▸ **PROBLEM REQUIREMENTS**:
Single out the lines of the material that contain "append" and copy them.

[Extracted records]
■ ■ ■ ■
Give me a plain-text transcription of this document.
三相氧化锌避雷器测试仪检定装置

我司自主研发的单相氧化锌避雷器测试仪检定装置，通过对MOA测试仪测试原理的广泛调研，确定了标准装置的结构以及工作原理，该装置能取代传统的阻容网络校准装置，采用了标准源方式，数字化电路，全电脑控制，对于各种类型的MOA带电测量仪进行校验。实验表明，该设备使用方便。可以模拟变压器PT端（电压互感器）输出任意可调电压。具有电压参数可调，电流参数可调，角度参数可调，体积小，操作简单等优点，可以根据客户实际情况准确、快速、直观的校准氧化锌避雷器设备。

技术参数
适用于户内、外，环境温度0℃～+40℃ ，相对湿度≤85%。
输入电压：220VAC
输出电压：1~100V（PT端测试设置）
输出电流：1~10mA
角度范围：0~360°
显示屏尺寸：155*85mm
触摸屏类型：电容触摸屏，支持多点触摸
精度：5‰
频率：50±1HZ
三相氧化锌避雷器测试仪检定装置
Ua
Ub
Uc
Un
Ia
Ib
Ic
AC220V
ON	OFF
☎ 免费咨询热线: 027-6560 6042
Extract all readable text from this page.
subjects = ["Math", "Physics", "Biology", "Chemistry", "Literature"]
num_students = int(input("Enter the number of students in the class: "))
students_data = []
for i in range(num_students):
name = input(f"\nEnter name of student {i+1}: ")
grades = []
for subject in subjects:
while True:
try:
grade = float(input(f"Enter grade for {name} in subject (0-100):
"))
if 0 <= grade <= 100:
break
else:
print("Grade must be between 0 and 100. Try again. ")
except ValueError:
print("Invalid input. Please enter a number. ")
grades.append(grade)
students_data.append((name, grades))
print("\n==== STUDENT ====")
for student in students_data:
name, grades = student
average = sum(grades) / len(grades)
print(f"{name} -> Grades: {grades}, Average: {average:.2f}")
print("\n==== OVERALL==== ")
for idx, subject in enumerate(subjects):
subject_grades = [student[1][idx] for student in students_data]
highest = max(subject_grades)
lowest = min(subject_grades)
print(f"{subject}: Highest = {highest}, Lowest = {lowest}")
■ ■ ■ ■
▸ **THE OUTPUT**:
grades.append(grade)
students_data.append((name, grades))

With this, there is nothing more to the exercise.